_THE TASK_
All of the data below should be written out exactly.

**** EXERCISE INPUT

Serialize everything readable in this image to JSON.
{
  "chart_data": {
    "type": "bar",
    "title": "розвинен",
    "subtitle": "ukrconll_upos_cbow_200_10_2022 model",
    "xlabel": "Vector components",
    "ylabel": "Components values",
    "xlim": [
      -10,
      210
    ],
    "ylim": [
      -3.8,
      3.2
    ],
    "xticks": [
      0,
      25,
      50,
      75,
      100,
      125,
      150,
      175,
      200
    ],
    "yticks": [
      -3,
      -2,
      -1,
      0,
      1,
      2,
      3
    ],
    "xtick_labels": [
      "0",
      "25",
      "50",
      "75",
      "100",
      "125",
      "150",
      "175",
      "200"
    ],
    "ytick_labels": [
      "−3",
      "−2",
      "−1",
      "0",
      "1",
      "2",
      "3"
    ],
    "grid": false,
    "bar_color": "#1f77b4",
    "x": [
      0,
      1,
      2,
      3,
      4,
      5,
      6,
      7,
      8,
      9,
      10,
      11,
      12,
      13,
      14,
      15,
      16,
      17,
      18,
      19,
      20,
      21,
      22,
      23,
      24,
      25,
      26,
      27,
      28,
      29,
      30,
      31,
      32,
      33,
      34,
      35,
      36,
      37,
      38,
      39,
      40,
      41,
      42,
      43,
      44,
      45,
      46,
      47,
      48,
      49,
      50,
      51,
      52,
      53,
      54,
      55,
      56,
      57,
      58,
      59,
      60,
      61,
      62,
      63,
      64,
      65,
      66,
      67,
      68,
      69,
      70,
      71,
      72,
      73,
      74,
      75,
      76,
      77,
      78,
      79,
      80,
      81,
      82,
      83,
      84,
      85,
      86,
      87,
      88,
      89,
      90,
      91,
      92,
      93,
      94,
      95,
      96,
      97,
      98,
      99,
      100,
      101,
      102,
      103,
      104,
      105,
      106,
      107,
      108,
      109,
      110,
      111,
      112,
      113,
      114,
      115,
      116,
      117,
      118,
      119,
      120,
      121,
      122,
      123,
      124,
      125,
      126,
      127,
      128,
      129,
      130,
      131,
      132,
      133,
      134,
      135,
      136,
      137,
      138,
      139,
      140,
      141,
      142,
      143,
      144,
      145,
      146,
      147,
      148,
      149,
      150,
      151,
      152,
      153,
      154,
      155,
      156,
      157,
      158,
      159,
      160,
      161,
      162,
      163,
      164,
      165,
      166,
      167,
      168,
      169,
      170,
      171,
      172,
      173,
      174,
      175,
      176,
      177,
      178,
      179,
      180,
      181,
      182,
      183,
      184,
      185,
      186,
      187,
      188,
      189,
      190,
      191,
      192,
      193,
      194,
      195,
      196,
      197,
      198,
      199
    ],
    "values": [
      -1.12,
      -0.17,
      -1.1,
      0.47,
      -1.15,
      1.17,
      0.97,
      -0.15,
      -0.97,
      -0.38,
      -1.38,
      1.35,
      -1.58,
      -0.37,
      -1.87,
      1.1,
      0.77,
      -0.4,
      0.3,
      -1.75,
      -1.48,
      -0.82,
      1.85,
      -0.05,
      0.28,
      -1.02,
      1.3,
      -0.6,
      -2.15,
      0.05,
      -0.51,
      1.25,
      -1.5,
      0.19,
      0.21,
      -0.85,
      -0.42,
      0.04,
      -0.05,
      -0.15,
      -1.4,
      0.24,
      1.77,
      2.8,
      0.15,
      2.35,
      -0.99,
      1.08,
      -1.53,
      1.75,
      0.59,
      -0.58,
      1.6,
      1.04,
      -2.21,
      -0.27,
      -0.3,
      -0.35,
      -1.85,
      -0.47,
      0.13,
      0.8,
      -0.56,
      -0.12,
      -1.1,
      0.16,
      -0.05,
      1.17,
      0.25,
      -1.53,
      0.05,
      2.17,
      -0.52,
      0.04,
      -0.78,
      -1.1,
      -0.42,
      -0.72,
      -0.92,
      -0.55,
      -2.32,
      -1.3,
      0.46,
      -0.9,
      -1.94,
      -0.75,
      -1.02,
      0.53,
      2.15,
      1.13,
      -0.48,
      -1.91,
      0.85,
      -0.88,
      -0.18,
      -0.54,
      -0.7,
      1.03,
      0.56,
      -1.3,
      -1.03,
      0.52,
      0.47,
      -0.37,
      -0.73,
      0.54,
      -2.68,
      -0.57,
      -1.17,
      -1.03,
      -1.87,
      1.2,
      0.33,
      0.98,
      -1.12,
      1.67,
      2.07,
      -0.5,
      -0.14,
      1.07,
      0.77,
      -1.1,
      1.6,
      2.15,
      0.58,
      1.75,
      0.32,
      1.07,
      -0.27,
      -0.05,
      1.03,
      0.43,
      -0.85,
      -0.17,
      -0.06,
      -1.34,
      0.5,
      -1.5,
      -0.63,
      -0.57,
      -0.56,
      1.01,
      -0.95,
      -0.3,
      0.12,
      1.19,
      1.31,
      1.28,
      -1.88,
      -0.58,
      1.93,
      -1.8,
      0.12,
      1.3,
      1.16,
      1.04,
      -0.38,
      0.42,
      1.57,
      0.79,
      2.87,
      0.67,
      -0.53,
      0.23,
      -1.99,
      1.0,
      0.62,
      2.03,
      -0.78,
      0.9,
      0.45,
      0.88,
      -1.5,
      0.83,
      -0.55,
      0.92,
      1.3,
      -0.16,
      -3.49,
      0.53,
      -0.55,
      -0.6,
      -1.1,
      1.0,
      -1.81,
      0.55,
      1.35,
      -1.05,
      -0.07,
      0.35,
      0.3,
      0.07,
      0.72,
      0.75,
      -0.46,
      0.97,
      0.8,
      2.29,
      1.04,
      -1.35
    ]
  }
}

********

_SOLVED EXERCISE_
Serialize everything readable in this image to JSON.
{
  "chart_data": {
    "type": "bar",
    "title": "розвинен",
    "subtitle": "ukrconll_upos_cbow_200_10_2022 model",
    "xlabel": "Vector components",
    "ylabel": "Components values",
    "xlim": [
      -10,
      210
    ],
    "ylim": [
      -3.8,
      3.2
    ],
    "xticks": [
      0,
      25,
      50,
      75,
      100,
      125,
      150,
      175,
      200
    ],
    "yticks": [
      -3,
      -2,
      -1,
      0,
      1,
      2,
      3
    ],
    "xtick_labels": [
      "0",
      "25",
      "50",
      "75",
      "100",
      "125",
      "150",
      "175",
      "200"
    ],
    "ytick_labels": [
      "−3",
      "−2",
      "−1",
      "0",
      "1",
      "2",
      "3"
    ],
    "grid": false,
    "bar_color": "#1f77b4",
    "x": [
      0,
      1,
      2,
      3,
      4,
      5,
      6,
      7,
      8,
      9,
      10,
      11,
      12,
      13,
      14,
      15,
      16,
      17,
      18,
      19,
      20,
      21,
      22,
      23,
      24,
      25,
      26,
      27,
      28,
      29,
      30,
      31,
      32,
      33,
      34,
      35,
      36,
      37,
      38,
      39,
      40,
      41,
      42,
      43,
      44,
      45,
      46,
      47,
      48,
      49,
      50,
      51,
      52,
      53,
      54,
      55,
      56,
      57,
      58,
      59,
      60,
      61,
      62,
      63,
      64,
      65,
      66,
      67,
      68,
      69,
      70,
      71,
      72,
      73,
      74,
      75,
      76,
      77,
      78,
      79,
      80,
      81,
      82,
      83,
      84,
      85,
      86,
      87,
      88,
      89,
      90,
      91,
      92,
      93,
      94,
      95,
      96,
      97,
      98,
      99,
      100,
      101,
      102,
      103,
      104,
      105,
      106,
      107,
      108,
      109,
      110,
      111,
      112,
      113,
      114,
      115,
      116,
      117,
      118,
      119,
      120,
      121,
      122,
      123,
      124,
      125,
      126,
      127,
      128,
      129,
      130,
      131,
      132,
      133,
      134,
      135,
      136,
      137,
      138,
      139,
      140,
      141,
      142,
      143,
      144,
      145,
      146,
      147,
      148,
      149,
      150,
      151,
      152,
      153,
      154,
      155,
      156,
      157,
      158,
      159,
      160,
      161,
      162,
      163,
      164,
      165,
      166,
      167,
      168,
      169,
      170,
      171,
      172,
      173,
      174,
      175,
      176,
      177,
      178,
      179,
      180,
      181,
      182,
      183,
      184,
      185,
      186,
      187,
      188,
      189,
      190,
      191,
      192,
      193,
      194,
      195,
      196,
      197,
      198,
      199
    ],
    "values": [
      -1.12,
      -0.17,
      -1.1,
      0.47,
      -1.15,
      1.17,
      0.97,
      -0.15,
      -0.97,
      -0.38,
      -1.38,
      1.35,
      -1.58,
      -0.37,
      -1.87,
      1.1,
      0.77,
      -0.4,
      0.3,
      -1.75,
      -1.48,
      -0.82,
      1.85,
      -0.05,
      0.28,
      -1.02,
      1.3,
      -0.6,
      -2.15,
      0.05,
      -0.51,
      1.25,
      -1.5,
      0.19,
      0.21,
      -0.85,
      -0.42,
      0.04,
      -0.05,
      -0.15,
      -1.4,
      0.24,
      1.77,
      2.8,
      0.15,
      2.35,
      -0.99,
      1.08,
      -1.53,
      1.75,
      0.59,
      -0.58,
      1.6,
      1.04,
      -2.21,
      -0.27,
      -0.3,
      -0.35,
      -1.85,
      -0.47,
      0.13,
      0.8,
      -0.56,
      -0.12,
      -1.1,
      0.16,
      -0.05,
      1.17,
      0.25,
      -1.53,
      0.05,
      2.17,
      -0.52,
      0.04,
      -0.78,
      -1.1,
      -0.42,
      -0.72,
      -0.92,
      -0.55,
      -2.32,
      -1.3,
      0.46,
      -0.9,
      -1.94,
      -0.75,
      -1.02,
      0.53,
      2.15,
      1.13,
      -0.48,
      -1.91,
      0.85,
      -0.88,
      -0.18,
      -0.54,
      -0.7,
      1.03,
      0.56,
      -1.3,
      -1.03,
      0.52,
      0.47,
      -0.37,
      -0.73,
      0.54,
      -2.68,
      -0.57,
      -1.17,
      -1.03,
      -1.87,
      1.2,
      0.33,
      0.98,
      -1.12,
      1.67,
      2.07,
      -0.5,
      -0.14,
      1.07,
      0.77,
      -1.1,
      1.6,
      2.15,
      0.58,
      1.75,
      0.32,
      1.07,
      -0.27,
      -0.05,
      1.03,
      0.43,
      -0.85,
      -0.17,
      -0.06,
      -1.34,
      0.5,
      -1.5,
      -0.63,
      -0.57,
      -0.56,
      1.01,
      -0.95,
      -0.3,
      0.12,
      1.19,
      1.31,
      1.28,
      -1.88,
      -0.58,
      1.93,
      -1.8,
      0.12,
      1.3,
      1.16,
      1.04,
      -0.38,
      0.42,
      1.57,
      0.79,
      2.87,
      0.67,
      -0.53,
      0.23,
      -1.99,
      1.0,
      0.62,
      2.03,
      -0.78,
      0.9,
      0.45,
      0.88,
      -1.5,
      0.83,
      -0.55,
      0.92,
      1.3,
      -0.16,
      -3.49,
      0.53,
      -0.55,
      -0.6,
      -1.1,
      1.0,
      -1.81,
      0.55,
      1.35,
      -1.05,
      -0.07,
      0.35,
      0.3,
      0.07,
      0.72,
      0.75,
      -0.46,
      0.97,
      0.8,
      2.29,
      1.04,
      -1.35
    ]
  }
}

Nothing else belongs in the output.